▶ **Problem to work on**: Pull out each line below that contains the string "location", copying every one in full.

Dataset entries:
/---
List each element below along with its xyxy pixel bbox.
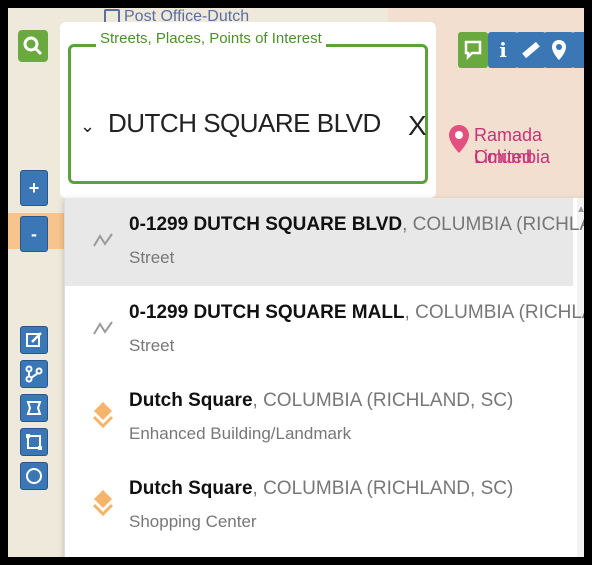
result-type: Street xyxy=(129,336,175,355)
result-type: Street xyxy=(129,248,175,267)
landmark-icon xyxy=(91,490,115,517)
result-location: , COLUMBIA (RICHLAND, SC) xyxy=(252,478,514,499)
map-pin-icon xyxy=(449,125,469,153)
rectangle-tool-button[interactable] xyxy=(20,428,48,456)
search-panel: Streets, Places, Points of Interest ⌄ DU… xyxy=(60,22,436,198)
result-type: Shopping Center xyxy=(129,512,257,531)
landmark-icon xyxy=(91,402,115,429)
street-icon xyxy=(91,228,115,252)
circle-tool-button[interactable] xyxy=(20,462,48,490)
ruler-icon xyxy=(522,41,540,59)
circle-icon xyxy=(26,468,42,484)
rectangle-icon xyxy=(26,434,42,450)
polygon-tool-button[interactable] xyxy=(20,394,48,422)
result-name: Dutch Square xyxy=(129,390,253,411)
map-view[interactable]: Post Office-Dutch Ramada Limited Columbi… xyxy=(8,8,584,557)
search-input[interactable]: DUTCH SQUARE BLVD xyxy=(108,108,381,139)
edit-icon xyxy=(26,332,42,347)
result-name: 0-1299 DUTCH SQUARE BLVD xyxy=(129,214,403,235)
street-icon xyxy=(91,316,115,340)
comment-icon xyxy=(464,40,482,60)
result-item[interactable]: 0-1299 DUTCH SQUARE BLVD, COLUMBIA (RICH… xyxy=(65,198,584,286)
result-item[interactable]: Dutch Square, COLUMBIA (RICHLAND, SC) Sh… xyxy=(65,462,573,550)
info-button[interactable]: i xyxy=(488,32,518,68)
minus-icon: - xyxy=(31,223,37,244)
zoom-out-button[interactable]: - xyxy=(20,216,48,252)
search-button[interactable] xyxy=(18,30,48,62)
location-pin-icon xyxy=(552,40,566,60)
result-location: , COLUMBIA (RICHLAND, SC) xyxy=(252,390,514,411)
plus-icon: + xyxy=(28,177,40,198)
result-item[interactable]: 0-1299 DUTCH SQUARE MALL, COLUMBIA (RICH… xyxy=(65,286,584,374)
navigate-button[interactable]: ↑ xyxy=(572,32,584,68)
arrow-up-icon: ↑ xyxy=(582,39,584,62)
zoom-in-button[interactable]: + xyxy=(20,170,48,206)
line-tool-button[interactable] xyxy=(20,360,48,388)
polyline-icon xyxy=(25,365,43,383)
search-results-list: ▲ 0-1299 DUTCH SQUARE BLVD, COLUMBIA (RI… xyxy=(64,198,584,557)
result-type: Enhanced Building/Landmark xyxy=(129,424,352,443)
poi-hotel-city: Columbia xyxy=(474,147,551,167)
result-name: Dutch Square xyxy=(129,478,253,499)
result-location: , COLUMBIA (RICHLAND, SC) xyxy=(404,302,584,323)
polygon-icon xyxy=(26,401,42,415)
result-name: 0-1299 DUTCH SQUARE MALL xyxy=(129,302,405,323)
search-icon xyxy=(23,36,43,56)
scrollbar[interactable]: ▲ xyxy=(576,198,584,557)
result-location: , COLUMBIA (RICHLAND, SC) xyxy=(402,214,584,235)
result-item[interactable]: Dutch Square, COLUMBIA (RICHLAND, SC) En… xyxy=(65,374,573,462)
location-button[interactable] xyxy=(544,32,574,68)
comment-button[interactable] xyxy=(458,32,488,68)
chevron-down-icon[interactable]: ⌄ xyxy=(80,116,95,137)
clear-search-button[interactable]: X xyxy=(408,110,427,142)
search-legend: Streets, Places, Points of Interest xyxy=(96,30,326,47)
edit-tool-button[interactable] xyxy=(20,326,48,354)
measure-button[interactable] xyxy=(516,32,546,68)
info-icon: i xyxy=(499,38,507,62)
\---
▶ **Response to the exercise**:
result-location: , COLUMBIA (RICHLAND, SC) xyxy=(252,478,514,499)
location-pin-icon xyxy=(552,40,566,60)
result-location: , COLUMBIA (RICHLAND, SC) xyxy=(252,390,514,411)
result-location: , COLUMBIA (RICHLAND, SC) xyxy=(404,302,584,323)
result-location: , COLUMBIA (RICHLAND, SC) xyxy=(402,214,584,235)
location-button[interactable] xyxy=(544,32,574,68)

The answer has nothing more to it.